=== DIRECTIONS FOR THIS TASK ===
Would you write out the listing verbatim and skip every picture in it?

::::

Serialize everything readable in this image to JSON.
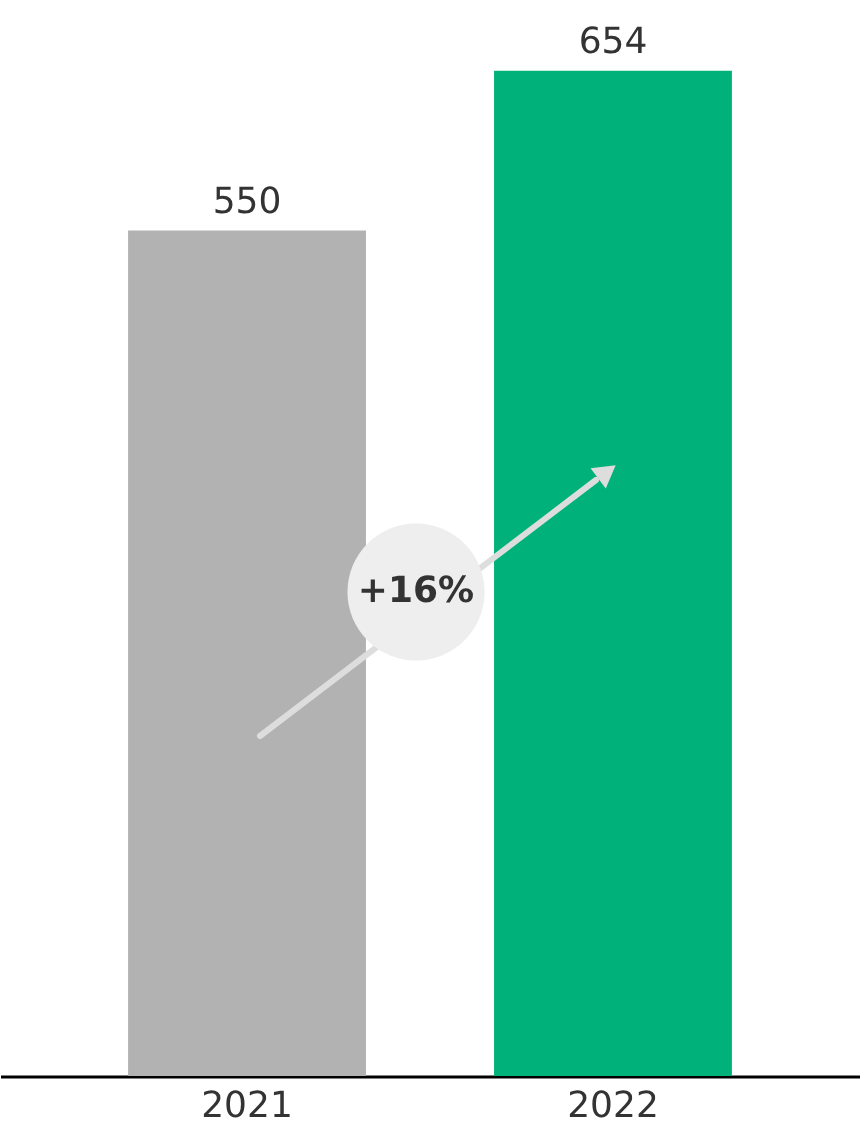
{
  "chart_data": {
    "type": "bar",
    "categories": [
      "2021",
      "2022"
    ],
    "values": [
      550,
      654
    ],
    "colors": [
      "#b2b2b2",
      "#00b27a"
    ],
    "ylim": [
      0,
      700
    ],
    "data_labels": true,
    "grid": false,
    "tick_labels": "x",
    "annotations": [
      "+16%"
    ]
  }
}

::::

=== THE COMPLETED TASK ===
Serialize everything readable in this image to JSON.
{
  "chart_data": {
    "type": "bar",
    "categories": [
      "2021",
      "2022"
    ],
    "values": [
      550,
      654
    ],
    "colors": [
      "#b2b2b2",
      "#00b27a"
    ],
    "ylim": [
      0,
      700
    ],
    "data_labels": true,
    "grid": false,
    "tick_labels": "x",
    "annotations": [
      "+16%"
    ]
  }
}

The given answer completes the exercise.